[Stored data]
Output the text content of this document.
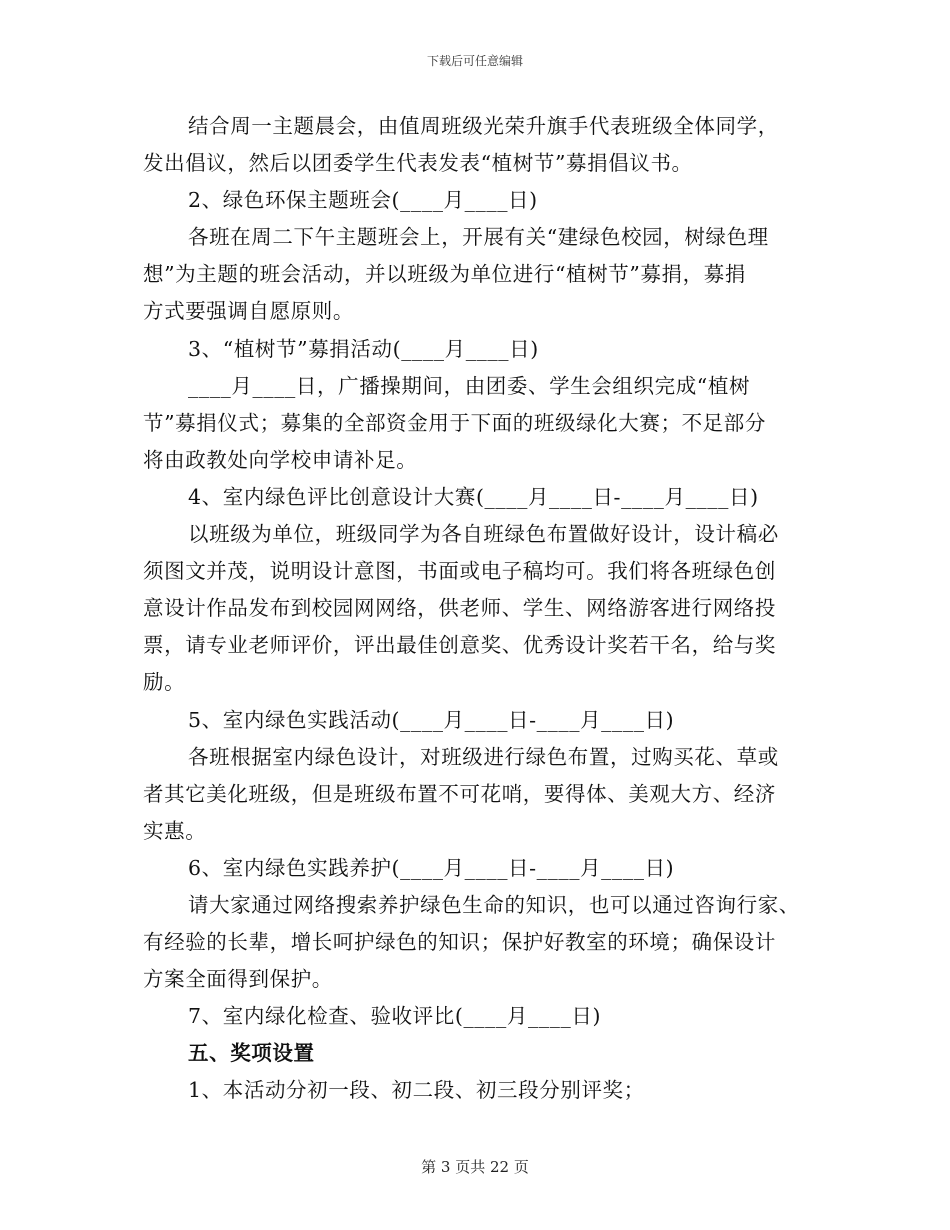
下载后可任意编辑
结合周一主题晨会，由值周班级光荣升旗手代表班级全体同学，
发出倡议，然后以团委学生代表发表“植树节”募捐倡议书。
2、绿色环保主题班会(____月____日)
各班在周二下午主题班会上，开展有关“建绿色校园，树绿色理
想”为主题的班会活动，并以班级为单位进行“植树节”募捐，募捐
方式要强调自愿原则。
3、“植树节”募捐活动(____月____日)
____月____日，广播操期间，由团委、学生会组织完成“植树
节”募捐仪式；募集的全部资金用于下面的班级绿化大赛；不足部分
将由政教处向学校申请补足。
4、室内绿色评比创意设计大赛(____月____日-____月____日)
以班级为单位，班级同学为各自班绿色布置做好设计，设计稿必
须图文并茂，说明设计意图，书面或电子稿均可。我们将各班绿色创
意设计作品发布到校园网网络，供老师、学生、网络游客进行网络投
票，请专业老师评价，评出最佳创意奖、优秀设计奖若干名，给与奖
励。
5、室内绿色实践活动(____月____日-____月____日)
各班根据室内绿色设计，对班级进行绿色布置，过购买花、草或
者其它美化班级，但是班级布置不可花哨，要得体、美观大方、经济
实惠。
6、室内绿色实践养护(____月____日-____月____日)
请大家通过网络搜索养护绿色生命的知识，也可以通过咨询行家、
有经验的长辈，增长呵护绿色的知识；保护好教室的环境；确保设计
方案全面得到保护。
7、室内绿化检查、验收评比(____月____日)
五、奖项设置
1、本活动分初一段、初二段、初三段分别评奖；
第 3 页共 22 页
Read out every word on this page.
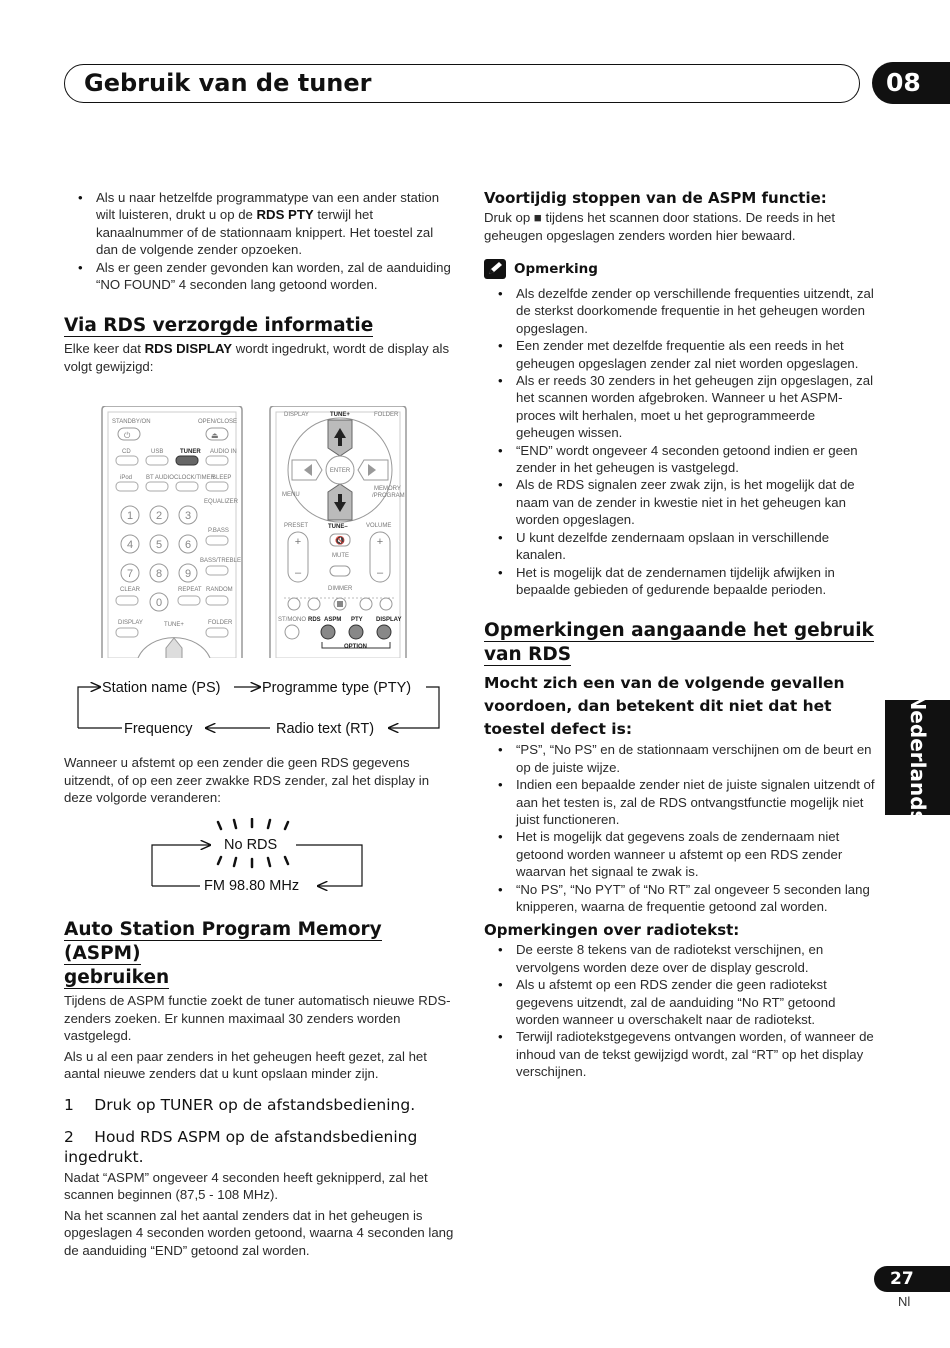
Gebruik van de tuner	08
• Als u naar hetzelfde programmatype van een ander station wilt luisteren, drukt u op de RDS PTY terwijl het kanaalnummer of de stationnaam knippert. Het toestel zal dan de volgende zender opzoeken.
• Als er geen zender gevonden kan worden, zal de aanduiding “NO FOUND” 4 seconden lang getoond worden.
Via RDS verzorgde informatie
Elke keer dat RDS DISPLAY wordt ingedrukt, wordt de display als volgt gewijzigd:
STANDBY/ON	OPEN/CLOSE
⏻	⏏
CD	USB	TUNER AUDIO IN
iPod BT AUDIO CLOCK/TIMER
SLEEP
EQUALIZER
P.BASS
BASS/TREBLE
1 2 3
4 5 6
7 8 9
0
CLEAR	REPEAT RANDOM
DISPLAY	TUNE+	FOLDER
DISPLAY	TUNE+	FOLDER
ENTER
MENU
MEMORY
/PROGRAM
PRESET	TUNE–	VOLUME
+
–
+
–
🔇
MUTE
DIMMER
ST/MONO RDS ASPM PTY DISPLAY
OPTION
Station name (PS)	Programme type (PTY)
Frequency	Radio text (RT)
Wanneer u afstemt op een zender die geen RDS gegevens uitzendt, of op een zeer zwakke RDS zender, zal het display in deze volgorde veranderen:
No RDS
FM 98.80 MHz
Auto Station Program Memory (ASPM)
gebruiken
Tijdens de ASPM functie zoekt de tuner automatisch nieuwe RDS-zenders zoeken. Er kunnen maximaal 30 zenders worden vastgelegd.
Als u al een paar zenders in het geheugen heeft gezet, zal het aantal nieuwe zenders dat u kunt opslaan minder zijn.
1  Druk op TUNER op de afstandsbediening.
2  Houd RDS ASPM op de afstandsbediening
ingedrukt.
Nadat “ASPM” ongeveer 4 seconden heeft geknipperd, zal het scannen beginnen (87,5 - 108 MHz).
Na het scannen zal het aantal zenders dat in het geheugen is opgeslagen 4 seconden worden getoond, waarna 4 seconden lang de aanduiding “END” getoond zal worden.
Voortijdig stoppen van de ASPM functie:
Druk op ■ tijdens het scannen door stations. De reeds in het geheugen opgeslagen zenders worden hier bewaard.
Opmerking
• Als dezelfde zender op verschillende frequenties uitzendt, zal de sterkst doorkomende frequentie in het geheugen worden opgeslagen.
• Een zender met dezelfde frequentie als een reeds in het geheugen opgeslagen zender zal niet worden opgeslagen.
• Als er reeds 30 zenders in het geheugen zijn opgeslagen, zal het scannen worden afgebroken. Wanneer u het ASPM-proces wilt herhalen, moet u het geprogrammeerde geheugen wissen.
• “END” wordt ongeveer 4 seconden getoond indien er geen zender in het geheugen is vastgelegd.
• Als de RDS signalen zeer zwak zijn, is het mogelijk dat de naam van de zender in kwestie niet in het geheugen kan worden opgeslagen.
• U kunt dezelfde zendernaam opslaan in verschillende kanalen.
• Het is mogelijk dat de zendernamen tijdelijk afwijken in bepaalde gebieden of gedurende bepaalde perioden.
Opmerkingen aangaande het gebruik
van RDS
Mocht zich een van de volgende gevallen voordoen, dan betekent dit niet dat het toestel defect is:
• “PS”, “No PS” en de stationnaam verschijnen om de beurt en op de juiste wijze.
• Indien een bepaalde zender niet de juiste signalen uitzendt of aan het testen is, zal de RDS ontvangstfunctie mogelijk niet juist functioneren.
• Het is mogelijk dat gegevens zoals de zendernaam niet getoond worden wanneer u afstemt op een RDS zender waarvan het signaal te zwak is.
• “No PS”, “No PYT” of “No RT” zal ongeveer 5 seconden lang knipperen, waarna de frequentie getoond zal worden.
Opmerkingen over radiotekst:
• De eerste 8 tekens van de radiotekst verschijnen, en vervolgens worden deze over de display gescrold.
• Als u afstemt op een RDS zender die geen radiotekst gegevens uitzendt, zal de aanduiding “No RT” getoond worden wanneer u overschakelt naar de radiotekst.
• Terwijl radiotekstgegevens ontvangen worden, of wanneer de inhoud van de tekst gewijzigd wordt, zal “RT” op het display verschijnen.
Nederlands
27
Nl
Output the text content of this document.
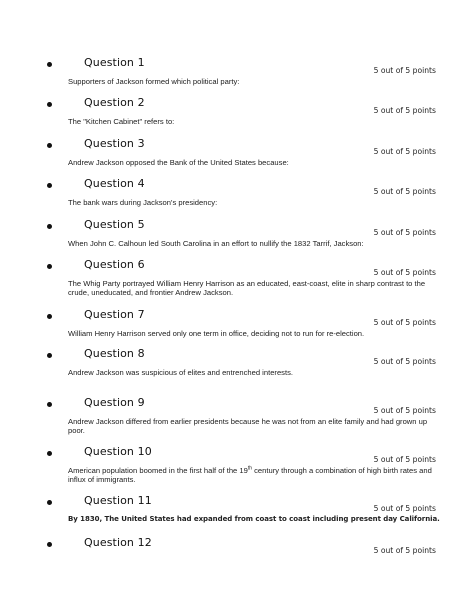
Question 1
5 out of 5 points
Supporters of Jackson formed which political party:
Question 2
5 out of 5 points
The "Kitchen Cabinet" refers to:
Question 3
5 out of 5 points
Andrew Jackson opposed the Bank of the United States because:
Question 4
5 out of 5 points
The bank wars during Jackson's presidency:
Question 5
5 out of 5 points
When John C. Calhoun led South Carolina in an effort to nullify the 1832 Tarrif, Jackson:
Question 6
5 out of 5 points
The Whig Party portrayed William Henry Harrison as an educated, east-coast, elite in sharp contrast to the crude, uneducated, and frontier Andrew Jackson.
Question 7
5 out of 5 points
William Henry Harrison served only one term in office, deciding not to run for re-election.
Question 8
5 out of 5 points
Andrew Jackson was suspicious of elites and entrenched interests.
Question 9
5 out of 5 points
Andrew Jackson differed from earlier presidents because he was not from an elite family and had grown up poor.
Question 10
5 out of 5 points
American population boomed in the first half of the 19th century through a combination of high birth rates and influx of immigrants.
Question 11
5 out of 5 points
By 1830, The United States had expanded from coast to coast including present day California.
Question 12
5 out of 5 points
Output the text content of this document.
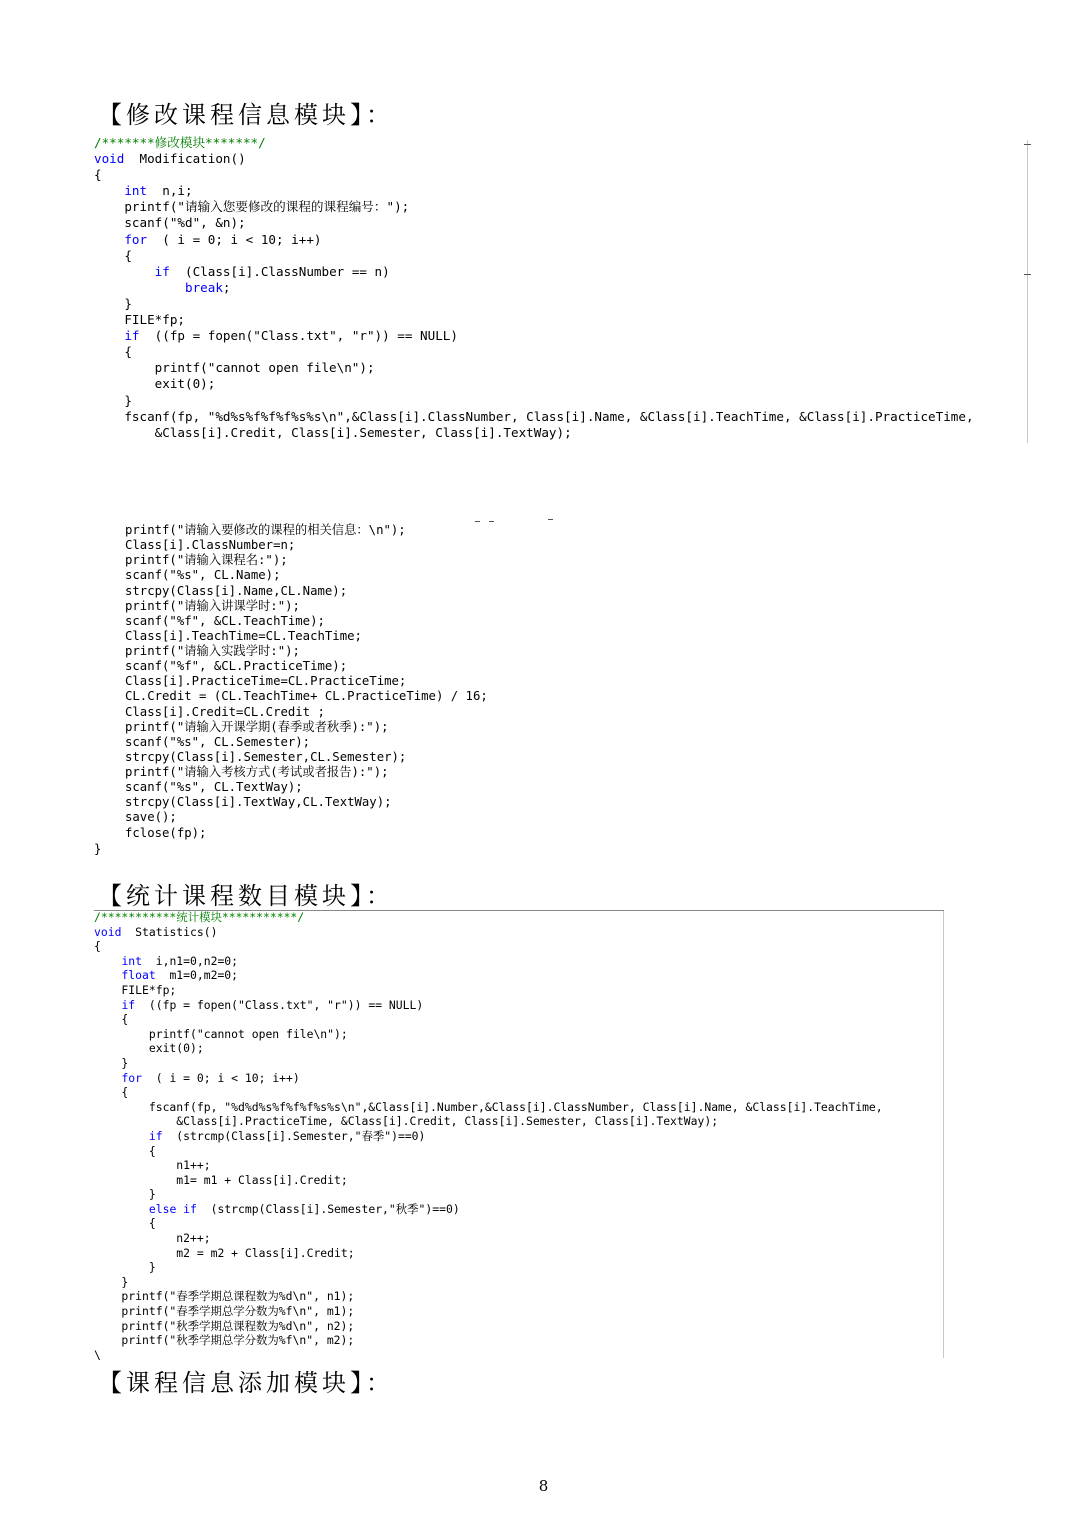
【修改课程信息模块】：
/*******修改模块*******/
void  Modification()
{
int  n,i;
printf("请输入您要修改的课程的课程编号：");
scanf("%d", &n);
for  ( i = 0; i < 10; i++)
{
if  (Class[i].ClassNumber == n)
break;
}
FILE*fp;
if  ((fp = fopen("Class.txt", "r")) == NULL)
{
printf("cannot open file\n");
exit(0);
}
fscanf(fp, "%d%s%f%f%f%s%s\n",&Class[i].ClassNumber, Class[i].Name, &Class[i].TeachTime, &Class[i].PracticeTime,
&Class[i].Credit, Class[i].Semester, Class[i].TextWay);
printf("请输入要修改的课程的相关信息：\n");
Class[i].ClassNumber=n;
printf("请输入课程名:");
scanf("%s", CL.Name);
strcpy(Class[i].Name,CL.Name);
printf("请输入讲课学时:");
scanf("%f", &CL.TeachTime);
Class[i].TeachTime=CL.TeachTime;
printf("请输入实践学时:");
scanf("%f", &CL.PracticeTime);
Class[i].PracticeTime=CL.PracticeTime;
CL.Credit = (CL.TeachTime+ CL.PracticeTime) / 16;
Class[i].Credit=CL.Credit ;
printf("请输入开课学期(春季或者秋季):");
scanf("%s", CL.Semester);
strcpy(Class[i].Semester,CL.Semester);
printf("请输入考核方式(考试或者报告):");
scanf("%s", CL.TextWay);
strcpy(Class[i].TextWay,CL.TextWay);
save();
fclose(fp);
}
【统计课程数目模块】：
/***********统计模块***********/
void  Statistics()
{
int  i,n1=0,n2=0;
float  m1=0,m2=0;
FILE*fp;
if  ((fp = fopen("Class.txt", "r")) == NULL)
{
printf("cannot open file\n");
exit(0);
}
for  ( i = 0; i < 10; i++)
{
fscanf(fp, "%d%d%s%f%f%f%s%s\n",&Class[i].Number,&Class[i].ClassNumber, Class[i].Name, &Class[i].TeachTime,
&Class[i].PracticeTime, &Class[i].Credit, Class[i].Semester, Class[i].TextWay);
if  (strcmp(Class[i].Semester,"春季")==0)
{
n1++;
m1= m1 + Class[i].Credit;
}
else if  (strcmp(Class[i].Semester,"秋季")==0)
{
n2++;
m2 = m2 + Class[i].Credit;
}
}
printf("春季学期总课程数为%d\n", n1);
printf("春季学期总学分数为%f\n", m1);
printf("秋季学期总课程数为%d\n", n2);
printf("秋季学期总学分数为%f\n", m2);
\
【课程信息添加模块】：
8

▶ [Directive] Read through the entries and copy each line in which "Henry" appears.

▶ [Written solution]
The Whig Party portrayed William Henry Harrison as an educated, east-coast, elite in sharp contrast to the crude, uneducated, and frontier Andrew Jackson.
William Henry Harrison served only one term in office, deciding not to run for re-election.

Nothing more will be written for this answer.